Your task is to copy each line that has the word "dans".

----------------------------------------

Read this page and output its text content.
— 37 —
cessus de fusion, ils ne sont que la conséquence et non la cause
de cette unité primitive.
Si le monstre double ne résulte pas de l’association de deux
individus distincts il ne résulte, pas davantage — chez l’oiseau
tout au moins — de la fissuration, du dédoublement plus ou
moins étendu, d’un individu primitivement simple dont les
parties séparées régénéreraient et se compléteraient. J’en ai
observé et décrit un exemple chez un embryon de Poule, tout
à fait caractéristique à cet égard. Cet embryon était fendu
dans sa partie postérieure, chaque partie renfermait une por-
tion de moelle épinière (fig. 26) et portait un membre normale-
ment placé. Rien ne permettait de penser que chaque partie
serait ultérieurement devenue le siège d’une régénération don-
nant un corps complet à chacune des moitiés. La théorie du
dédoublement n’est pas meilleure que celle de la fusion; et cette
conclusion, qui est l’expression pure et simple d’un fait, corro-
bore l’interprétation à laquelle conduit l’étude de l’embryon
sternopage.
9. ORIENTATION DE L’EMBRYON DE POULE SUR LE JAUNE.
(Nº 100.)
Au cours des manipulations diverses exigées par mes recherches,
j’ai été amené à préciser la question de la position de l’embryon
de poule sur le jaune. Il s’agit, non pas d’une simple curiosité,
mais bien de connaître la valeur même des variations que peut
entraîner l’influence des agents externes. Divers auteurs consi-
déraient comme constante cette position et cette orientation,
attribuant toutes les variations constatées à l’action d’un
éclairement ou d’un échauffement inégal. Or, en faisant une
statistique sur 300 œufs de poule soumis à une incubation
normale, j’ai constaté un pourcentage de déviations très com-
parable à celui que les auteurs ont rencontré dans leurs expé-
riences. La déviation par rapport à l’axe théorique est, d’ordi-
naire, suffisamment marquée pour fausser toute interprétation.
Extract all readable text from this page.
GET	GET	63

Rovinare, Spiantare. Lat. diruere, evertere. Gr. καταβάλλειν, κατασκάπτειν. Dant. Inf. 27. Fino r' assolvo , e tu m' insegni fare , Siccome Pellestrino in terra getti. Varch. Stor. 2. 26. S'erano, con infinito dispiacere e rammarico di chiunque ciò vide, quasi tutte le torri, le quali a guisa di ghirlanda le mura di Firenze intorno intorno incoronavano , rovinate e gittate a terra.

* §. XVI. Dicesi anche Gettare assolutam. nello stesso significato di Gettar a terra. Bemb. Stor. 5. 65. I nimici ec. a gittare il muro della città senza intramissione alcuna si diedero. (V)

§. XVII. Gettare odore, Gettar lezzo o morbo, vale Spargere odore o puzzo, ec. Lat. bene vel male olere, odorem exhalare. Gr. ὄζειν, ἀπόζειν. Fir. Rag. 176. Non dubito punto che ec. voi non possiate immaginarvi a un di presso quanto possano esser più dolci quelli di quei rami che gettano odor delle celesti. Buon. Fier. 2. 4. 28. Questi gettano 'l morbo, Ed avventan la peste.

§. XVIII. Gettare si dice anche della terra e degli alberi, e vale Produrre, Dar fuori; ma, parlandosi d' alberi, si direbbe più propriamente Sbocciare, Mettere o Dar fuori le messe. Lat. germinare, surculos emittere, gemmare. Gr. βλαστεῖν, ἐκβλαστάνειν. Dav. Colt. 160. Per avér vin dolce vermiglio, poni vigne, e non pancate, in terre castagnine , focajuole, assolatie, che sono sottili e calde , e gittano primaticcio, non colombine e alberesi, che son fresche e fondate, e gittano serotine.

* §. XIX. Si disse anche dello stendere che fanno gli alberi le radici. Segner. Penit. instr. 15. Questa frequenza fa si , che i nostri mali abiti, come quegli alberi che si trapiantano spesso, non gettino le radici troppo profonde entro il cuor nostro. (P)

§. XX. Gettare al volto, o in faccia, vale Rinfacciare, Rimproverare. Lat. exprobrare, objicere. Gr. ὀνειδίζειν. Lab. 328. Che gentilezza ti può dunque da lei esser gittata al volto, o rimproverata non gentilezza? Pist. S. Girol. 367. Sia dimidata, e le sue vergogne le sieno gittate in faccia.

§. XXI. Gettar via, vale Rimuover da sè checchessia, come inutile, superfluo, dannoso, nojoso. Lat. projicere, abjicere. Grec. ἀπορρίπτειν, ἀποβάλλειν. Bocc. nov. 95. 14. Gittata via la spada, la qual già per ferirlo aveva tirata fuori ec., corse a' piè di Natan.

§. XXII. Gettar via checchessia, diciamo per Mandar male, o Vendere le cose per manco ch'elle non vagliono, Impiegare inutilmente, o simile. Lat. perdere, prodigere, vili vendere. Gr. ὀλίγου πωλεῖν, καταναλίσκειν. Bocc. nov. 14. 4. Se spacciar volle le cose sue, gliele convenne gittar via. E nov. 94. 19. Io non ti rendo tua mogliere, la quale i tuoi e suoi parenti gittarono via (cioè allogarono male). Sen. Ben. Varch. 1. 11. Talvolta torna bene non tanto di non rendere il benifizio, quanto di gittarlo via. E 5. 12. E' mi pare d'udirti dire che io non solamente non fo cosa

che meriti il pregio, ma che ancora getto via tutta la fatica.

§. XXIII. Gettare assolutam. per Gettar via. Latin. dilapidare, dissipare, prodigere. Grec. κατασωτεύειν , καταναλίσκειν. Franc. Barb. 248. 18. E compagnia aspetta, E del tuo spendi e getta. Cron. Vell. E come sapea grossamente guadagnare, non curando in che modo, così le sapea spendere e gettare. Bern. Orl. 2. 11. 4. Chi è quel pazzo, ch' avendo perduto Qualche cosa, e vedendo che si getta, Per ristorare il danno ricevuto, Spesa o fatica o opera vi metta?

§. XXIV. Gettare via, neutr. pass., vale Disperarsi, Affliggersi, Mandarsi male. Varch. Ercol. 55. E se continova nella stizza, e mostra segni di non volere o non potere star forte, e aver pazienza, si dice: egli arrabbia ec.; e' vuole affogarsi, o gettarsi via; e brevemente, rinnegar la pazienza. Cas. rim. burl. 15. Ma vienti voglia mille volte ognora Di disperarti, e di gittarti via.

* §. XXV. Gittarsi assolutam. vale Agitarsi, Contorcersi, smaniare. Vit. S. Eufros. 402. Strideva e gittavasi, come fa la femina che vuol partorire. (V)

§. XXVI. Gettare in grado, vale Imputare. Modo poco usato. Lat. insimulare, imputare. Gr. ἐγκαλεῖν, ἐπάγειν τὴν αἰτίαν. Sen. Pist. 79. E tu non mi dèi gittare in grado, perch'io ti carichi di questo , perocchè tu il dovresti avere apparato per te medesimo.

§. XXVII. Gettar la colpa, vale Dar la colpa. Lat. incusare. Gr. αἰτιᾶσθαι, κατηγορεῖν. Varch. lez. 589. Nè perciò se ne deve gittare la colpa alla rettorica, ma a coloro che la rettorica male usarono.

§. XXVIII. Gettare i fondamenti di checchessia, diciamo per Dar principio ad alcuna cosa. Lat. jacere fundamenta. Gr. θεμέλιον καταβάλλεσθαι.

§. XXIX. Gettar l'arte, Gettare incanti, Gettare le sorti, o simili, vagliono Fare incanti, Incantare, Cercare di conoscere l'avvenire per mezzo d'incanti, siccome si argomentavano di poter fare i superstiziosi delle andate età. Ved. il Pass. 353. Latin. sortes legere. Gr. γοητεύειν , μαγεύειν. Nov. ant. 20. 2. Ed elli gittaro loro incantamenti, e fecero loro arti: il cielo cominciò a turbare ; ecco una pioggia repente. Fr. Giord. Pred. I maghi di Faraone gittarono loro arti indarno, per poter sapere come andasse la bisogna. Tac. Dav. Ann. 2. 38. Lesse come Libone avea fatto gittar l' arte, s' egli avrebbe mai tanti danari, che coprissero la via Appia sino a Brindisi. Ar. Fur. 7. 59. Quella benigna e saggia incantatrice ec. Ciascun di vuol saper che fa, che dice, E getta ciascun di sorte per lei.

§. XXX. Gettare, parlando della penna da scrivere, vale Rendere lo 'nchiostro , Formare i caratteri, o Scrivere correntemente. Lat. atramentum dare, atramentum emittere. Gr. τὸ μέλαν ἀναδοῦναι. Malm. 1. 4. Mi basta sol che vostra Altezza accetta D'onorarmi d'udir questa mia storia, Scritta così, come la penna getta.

----------------------------------------

TASK RESPONSE ->
dans sa partie postérieure, chaque partie renfermait une por-
parable à celui que les auteurs ont rencontré dans leurs expé-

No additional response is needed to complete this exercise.